(Stored data)

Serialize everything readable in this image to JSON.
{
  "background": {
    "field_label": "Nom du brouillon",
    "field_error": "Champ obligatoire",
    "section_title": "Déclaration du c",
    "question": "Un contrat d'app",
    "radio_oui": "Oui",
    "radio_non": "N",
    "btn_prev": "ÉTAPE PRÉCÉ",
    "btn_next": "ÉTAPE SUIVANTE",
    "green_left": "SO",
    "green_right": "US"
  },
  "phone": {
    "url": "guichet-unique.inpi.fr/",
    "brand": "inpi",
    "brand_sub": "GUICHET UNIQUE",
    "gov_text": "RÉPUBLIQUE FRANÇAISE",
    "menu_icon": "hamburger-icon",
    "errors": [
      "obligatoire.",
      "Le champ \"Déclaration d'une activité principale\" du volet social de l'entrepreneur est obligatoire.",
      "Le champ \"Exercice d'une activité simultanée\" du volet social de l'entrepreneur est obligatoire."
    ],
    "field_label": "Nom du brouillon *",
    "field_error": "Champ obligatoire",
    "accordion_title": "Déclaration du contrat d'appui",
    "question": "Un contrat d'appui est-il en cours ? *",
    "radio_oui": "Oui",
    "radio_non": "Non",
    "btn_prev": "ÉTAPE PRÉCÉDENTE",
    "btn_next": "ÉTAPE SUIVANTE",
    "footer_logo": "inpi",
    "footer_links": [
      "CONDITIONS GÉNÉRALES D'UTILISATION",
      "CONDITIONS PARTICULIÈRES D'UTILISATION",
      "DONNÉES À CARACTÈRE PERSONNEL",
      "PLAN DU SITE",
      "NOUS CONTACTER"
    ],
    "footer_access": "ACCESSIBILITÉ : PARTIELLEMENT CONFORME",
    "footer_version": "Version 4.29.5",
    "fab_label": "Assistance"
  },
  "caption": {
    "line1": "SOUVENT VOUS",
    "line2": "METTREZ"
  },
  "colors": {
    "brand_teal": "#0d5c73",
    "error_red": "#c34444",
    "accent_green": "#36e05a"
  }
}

## Objective
Print the whole listing exactly as it is.

## Task response
Serialize everything readable in this image to JSON.
{
  "background": {
    "field_label": "Nom du brouillon",
    "field_error": "Champ obligatoire",
    "section_title": "Déclaration du c",
    "question": "Un contrat d'app",
    "radio_oui": "Oui",
    "radio_non": "N",
    "btn_prev": "ÉTAPE PRÉCÉ",
    "btn_next": "ÉTAPE SUIVANTE",
    "green_left": "SO",
    "green_right": "US"
  },
  "phone": {
    "url": "guichet-unique.inpi.fr/",
    "brand": "inpi",
    "brand_sub": "GUICHET UNIQUE",
    "gov_text": "RÉPUBLIQUE FRANÇAISE",
    "menu_icon": "hamburger-icon",
    "errors": [
      "obligatoire.",
      "Le champ \"Déclaration d'une activité principale\" du volet social de l'entrepreneur est obligatoire.",
      "Le champ \"Exercice d'une activité simultanée\" du volet social de l'entrepreneur est obligatoire."
    ],
    "field_label": "Nom du brouillon *",
    "field_error": "Champ obligatoire",
    "accordion_title": "Déclaration du contrat d'appui",
    "question": "Un contrat d'appui est-il en cours ? *",
    "radio_oui": "Oui",
    "radio_non": "Non",
    "btn_prev": "ÉTAPE PRÉCÉDENTE",
    "btn_next": "ÉTAPE SUIVANTE",
    "footer_logo": "inpi",
    "footer_links": [
      "CONDITIONS GÉNÉRALES D'UTILISATION",
      "CONDITIONS PARTICULIÈRES D'UTILISATION",
      "DONNÉES À CARACTÈRE PERSONNEL",
      "PLAN DU SITE",
      "NOUS CONTACTER"
    ],
    "footer_access": "ACCESSIBILITÉ : PARTIELLEMENT CONFORME",
    "footer_version": "Version 4.29.5",
    "fab_label": "Assistance"
  },
  "caption": {
    "line1": "SOUVENT VOUS",
    "line2": "METTREZ"
  },
  "colors": {
    "brand_teal": "#0d5c73",
    "error_red": "#c34444",
    "accent_green": "#36e05a"
  }
}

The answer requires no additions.